- _DATA LINES_:
┌──

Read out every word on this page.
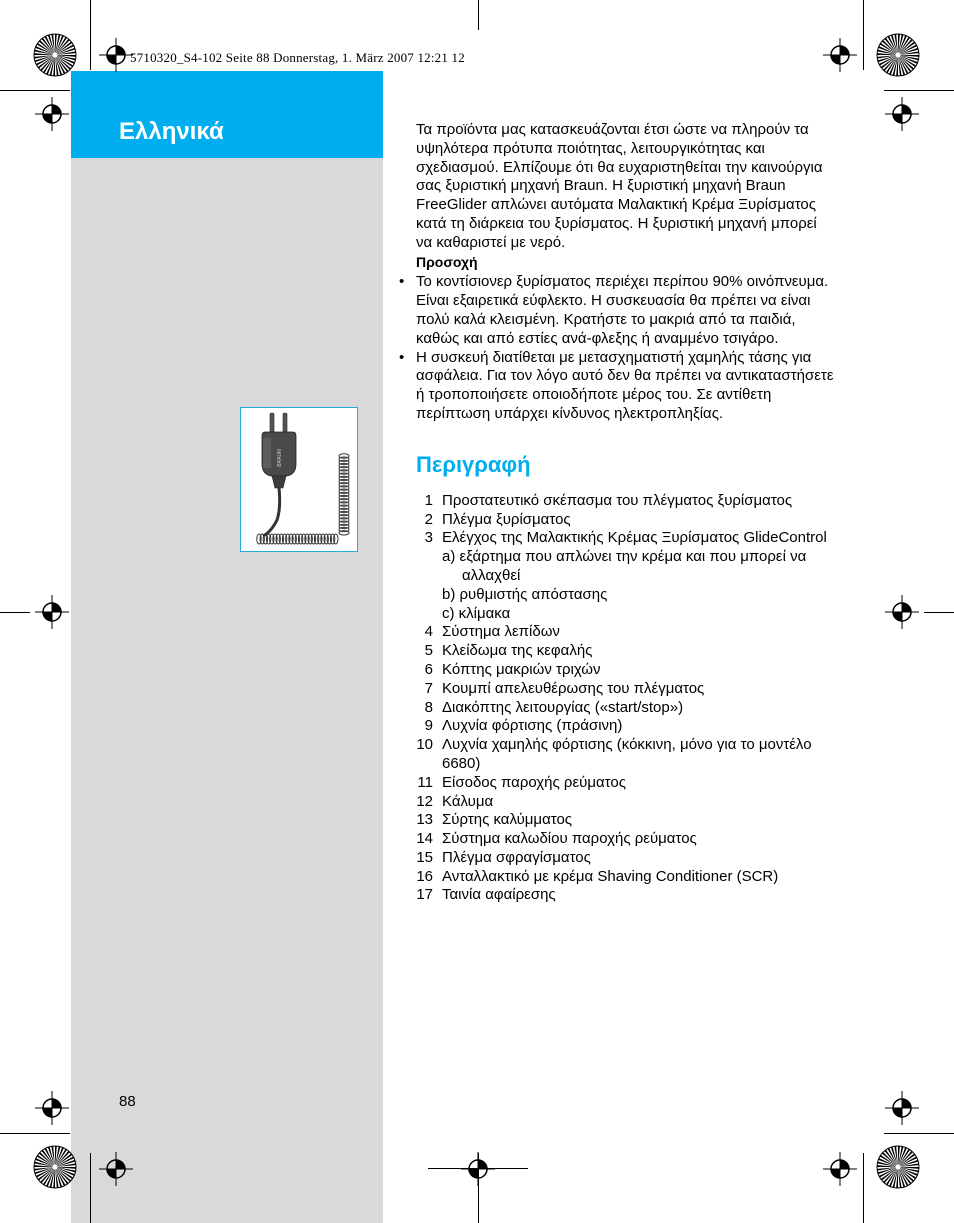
Ελληνικά
5710320_S4-102 Seite 88 Donnerstag, 1. März 2007 12:21 12
BRAUN

Τα προϊόντα μας κατασκευάζονται έτσι ώστε να πληρούν τα υψηλότερα πρότυπα ποιότητας, λειτουργικότητας και σχεδιασμού. Ελπίζουμε ότι θα ευχαριστηθείται την καινούργια σας ξυριστική μηχανή Braun. Η ξυριστική μηχανή Braun FreeGlider απλώνει αυτόματα Μαλακτική Κρέμα Ξυρίσματος κατά τη διάρκεια του ξυρίσματος. Η ξυριστική μηχανή μπορεί να καθαριστεί με νερό.

Προσοχή

• Το κοντίσιονερ ξυρίσματος περιέχει περίπου 90% οινόπνευμα. Είναι εξαιρετικά εύφλεκτο. Η συσκευασία θα πρέπει να είναι πολύ καλά κλεισμένη. Κρατήστε το μακριά από τα παιδιά, καθώς και από εστίες ανά-φλεξης ή αναμμένο τσιγάρο.
• Η συσκευή διατίθεται με μετασχηματιστή χαμηλής τάσης για ασφάλεια. Για τον λόγο αυτό δεν θα πρέπει να αντικαταστήσετε ή τροποποιήσετε οποιοδήποτε μέρος του. Σε αντίθετη περίπτωση υπάρχει κίνδυνος ηλεκτροπληξίας.
Περιγραφή
1 Προστατευτικό σκέπασμα του πλέγματος ξυρίσματος
2 Πλέγμα ξυρίσματος
3 Ελέγχος της Μαλακτικής Κρέμας Ξυρίσματος GlideControl
a) εξάρτημα που απλώνει την κρέμα και που μπορεί να αλλαχθεί
b) ρυθμιστής απόστασης
c) κλίμακα
4 Σύστημα λεπίδων
5 Κλείδωμα της κεφαλής
6 Κόπτης μακριών τριχών
7 Κουμπί απελευθέρωσης του πλέγματος
8 Διακόπτης λειτουργίας («start/stop»)
9 Λυχνία φόρτισης (πράσινη)
10 Λυχνία χαμηλής φόρτισης (κόκκινη, μόνο για το μοντέλο 6680)
11 Είσοδος παροχής ρεύματος
12 Κάλυμα
13 Σύρτης καλύμματος
14 Σύστημα καλωδίου παροχής ρεύματος
15 Πλέγμα σφραγίσματος
16 Ανταλλακτικό με κρέμα Shaving Conditioner (SCR)
17 Ταινία αφαίρεσης
88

└──

- _WHAT IS REQUIRED_: Copy out all of the material exactly as written, without its pictures.

- _CORRECT OUTPUT_:
Read out every word on this page.
Ελληνικά
5710320_S4-102 Seite 88 Donnerstag, 1. März 2007 12:21 12
BRAUN

Τα προϊόντα μας κατασκευάζονται έτσι ώστε να πληρούν τα υψηλότερα πρότυπα ποιότητας, λειτουργικότητας και σχεδιασμού. Ελπίζουμε ότι θα ευχαριστηθείται την καινούργια σας ξυριστική μηχανή Braun. Η ξυριστική μηχανή Braun FreeGlider απλώνει αυτόματα Μαλακτική Κρέμα Ξυρίσματος κατά τη διάρκεια του ξυρίσματος. Η ξυριστική μηχανή μπορεί να καθαριστεί με νερό.

Προσοχή

• Το κοντίσιονερ ξυρίσματος περιέχει περίπου 90% οινόπνευμα. Είναι εξαιρετικά εύφλεκτο. Η συσκευασία θα πρέπει να είναι πολύ καλά κλεισμένη. Κρατήστε το μακριά από τα παιδιά, καθώς και από εστίες ανά-φλεξης ή αναμμένο τσιγάρο.
• Η συσκευή διατίθεται με μετασχηματιστή χαμηλής τάσης για ασφάλεια. Για τον λόγο αυτό δεν θα πρέπει να αντικαταστήσετε ή τροποποιήσετε οποιοδήποτε μέρος του. Σε αντίθετη περίπτωση υπάρχει κίνδυνος ηλεκτροπληξίας.
Περιγραφή
1 Προστατευτικό σκέπασμα του πλέγματος ξυρίσματος
2 Πλέγμα ξυρίσματος
3 Ελέγχος της Μαλακτικής Κρέμας Ξυρίσματος GlideControl
a) εξάρτημα που απλώνει την κρέμα και που μπορεί να αλλαχθεί
b) ρυθμιστής απόστασης
c) κλίμακα
4 Σύστημα λεπίδων
5 Κλείδωμα της κεφαλής
6 Κόπτης μακριών τριχών
7 Κουμπί απελευθέρωσης του πλέγματος
8 Διακόπτης λειτουργίας («start/stop»)
9 Λυχνία φόρτισης (πράσινη)
10 Λυχνία χαμηλής φόρτισης (κόκκινη, μόνο για το μοντέλο 6680)
11 Είσοδος παροχής ρεύματος
12 Κάλυμα
13 Σύρτης καλύμματος
14 Σύστημα καλωδίου παροχής ρεύματος
15 Πλέγμα σφραγίσματος
16 Ανταλλακτικό με κρέμα Shaving Conditioner (SCR)
17 Ταινία αφαίρεσης
88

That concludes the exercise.